Type every record exactly as it appears.

┄┄┄┄┄┄

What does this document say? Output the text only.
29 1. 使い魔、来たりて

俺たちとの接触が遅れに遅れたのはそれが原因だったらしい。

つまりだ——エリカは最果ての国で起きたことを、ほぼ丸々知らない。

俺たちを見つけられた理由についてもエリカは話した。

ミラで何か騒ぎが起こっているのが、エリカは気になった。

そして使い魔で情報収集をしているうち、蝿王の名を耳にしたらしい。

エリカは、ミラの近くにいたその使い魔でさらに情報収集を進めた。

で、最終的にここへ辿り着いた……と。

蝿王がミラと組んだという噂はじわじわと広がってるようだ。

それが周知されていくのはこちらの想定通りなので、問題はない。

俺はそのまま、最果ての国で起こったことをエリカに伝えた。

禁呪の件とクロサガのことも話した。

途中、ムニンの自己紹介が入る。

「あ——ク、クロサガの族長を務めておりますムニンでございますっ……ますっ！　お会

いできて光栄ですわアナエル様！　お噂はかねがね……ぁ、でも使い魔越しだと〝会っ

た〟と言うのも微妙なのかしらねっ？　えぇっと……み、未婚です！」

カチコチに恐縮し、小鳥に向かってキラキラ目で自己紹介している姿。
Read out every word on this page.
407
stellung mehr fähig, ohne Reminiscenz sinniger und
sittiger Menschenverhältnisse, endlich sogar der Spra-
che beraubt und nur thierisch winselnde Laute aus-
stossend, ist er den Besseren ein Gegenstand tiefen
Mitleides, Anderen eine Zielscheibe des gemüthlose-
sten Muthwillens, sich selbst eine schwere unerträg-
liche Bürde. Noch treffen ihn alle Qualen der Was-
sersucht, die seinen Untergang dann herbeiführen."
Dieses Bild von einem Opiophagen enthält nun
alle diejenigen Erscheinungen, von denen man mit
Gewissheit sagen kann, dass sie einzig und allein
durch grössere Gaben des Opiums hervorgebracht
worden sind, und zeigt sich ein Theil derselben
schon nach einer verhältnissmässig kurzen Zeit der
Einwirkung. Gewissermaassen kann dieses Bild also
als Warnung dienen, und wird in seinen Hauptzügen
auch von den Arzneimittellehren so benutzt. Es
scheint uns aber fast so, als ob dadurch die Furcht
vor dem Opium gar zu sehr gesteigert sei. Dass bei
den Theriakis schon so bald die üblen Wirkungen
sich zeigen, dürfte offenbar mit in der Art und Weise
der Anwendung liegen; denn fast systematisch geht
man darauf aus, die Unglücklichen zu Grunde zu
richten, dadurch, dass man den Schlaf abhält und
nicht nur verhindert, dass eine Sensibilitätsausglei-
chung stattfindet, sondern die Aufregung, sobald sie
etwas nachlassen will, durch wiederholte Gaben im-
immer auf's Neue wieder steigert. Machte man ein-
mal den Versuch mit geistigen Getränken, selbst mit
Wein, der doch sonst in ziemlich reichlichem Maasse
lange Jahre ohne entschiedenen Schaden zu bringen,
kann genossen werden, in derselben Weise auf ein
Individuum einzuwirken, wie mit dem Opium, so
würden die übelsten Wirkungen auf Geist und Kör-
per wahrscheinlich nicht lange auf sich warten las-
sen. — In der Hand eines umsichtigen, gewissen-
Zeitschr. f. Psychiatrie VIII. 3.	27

┄┄┄┄┄┄

● **Output for this exercise**:
What does this document say? Output the text only.
29 1. 使い魔、来たりて

俺たちとの接触が遅れに遅れたのはそれが原因だったらしい。

つまりだ——エリカは最果ての国で起きたことを、ほぼ丸々知らない。

俺たちを見つけられた理由についてもエリカは話した。

ミラで何か騒ぎが起こっているのが、エリカは気になった。

そして使い魔で情報収集をしているうち、蝿王の名を耳にしたらしい。

エリカは、ミラの近くにいたその使い魔でさらに情報収集を進めた。

で、最終的にここへ辿り着いた……と。

蝿王がミラと組んだという噂はじわじわと広がってるようだ。

それが周知されていくのはこちらの想定通りなので、問題はない。

俺はそのまま、最果ての国で起こったことをエリカに伝えた。

禁呪の件とクロサガのことも話した。

途中、ムニンの自己紹介が入る。

「あ——ク、クロサガの族長を務めておりますムニンでございますっ……ますっ！　お会

いできて光栄ですわアナエル様！　お噂はかねがね……ぁ、でも使い魔越しだと〝会っ

た〟と言うのも微妙なのかしらねっ？　えぇっと……み、未婚です！」

カチコチに恐縮し、小鳥に向かってキラキラ目で自己紹介している姿。
Read out every word on this page.
407
stellung mehr fähig, ohne Reminiscenz sinniger und
sittiger Menschenverhältnisse, endlich sogar der Spra-
che beraubt und nur thierisch winselnde Laute aus-
stossend, ist er den Besseren ein Gegenstand tiefen
Mitleides, Anderen eine Zielscheibe des gemüthlose-
sten Muthwillens, sich selbst eine schwere unerträg-
liche Bürde. Noch treffen ihn alle Qualen der Was-
sersucht, die seinen Untergang dann herbeiführen."
Dieses Bild von einem Opiophagen enthält nun
alle diejenigen Erscheinungen, von denen man mit
Gewissheit sagen kann, dass sie einzig und allein
durch grössere Gaben des Opiums hervorgebracht
worden sind, und zeigt sich ein Theil derselben
schon nach einer verhältnissmässig kurzen Zeit der
Einwirkung. Gewissermaassen kann dieses Bild also
als Warnung dienen, und wird in seinen Hauptzügen
auch von den Arzneimittellehren so benutzt. Es
scheint uns aber fast so, als ob dadurch die Furcht
vor dem Opium gar zu sehr gesteigert sei. Dass bei
den Theriakis schon so bald die üblen Wirkungen
sich zeigen, dürfte offenbar mit in der Art und Weise
der Anwendung liegen; denn fast systematisch geht
man darauf aus, die Unglücklichen zu Grunde zu
richten, dadurch, dass man den Schlaf abhält und
nicht nur verhindert, dass eine Sensibilitätsausglei-
chung stattfindet, sondern die Aufregung, sobald sie
etwas nachlassen will, durch wiederholte Gaben im-
immer auf's Neue wieder steigert. Machte man ein-
mal den Versuch mit geistigen Getränken, selbst mit
Wein, der doch sonst in ziemlich reichlichem Maasse
lange Jahre ohne entschiedenen Schaden zu bringen,
kann genossen werden, in derselben Weise auf ein
Individuum einzuwirken, wie mit dem Opium, so
würden die übelsten Wirkungen auf Geist und Kör-
per wahrscheinlich nicht lange auf sich warten las-
sen. — In der Hand eines umsichtigen, gewissen-
Zeitschr. f. Psychiatrie VIII. 3.	27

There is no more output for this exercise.